(Source data)
• • • • •
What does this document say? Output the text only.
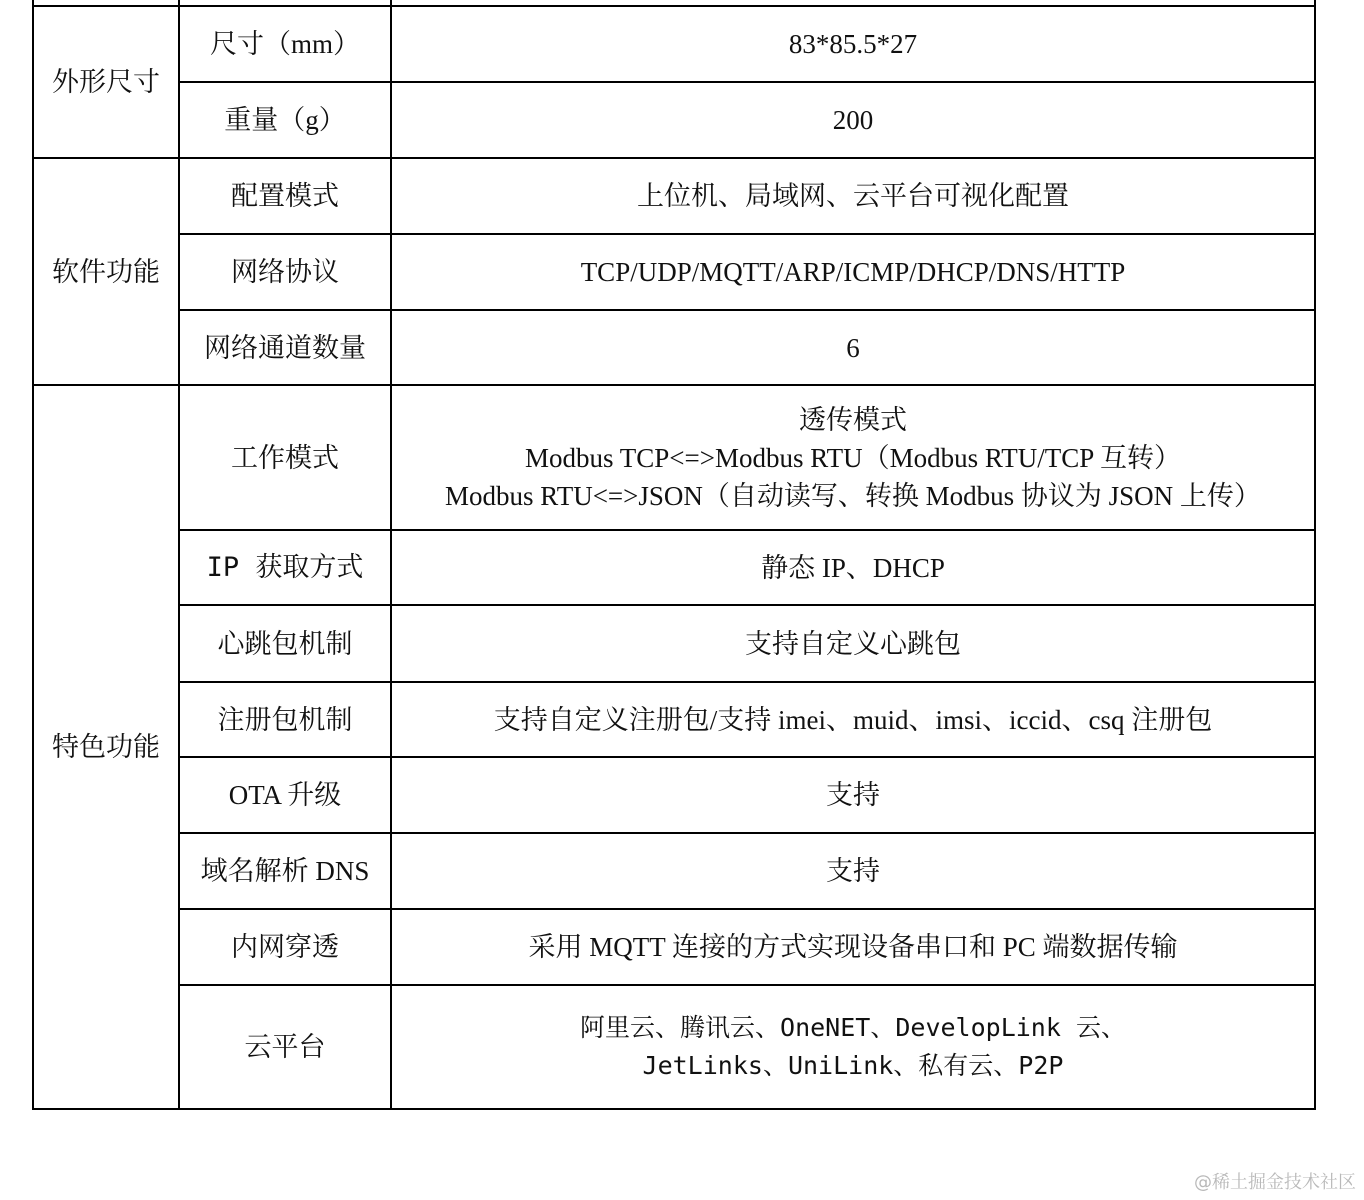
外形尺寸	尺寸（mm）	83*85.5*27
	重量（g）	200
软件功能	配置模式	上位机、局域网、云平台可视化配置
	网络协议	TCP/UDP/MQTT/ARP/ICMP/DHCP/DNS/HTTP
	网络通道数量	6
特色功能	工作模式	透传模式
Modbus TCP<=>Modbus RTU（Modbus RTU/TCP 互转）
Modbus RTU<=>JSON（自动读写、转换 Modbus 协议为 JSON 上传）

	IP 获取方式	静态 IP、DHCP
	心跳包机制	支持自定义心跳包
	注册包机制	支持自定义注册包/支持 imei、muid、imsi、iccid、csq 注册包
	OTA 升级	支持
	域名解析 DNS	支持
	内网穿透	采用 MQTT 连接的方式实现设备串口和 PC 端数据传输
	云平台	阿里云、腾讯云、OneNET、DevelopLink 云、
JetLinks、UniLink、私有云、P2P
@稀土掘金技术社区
• • • • •
(What this task involves) Pictures are to be left out; repeat all the remaining data exactly.

(Output for this task)
What does this document say? Output the text only.
外形尺寸	尺寸（mm）	83*85.5*27
	重量（g）	200
软件功能	配置模式	上位机、局域网、云平台可视化配置
	网络协议	TCP/UDP/MQTT/ARP/ICMP/DHCP/DNS/HTTP
	网络通道数量	6
特色功能	工作模式	透传模式
Modbus TCP<=>Modbus RTU（Modbus RTU/TCP 互转）
Modbus RTU<=>JSON（自动读写、转换 Modbus 协议为 JSON 上传）

	IP 获取方式	静态 IP、DHCP
	心跳包机制	支持自定义心跳包
	注册包机制	支持自定义注册包/支持 imei、muid、imsi、iccid、csq 注册包
	OTA 升级	支持
	域名解析 DNS	支持
	内网穿透	采用 MQTT 连接的方式实现设备串口和 PC 端数据传输
	云平台	阿里云、腾讯云、OneNET、DevelopLink 云、
JetLinks、UniLink、私有云、P2P
@稀土掘金技术社区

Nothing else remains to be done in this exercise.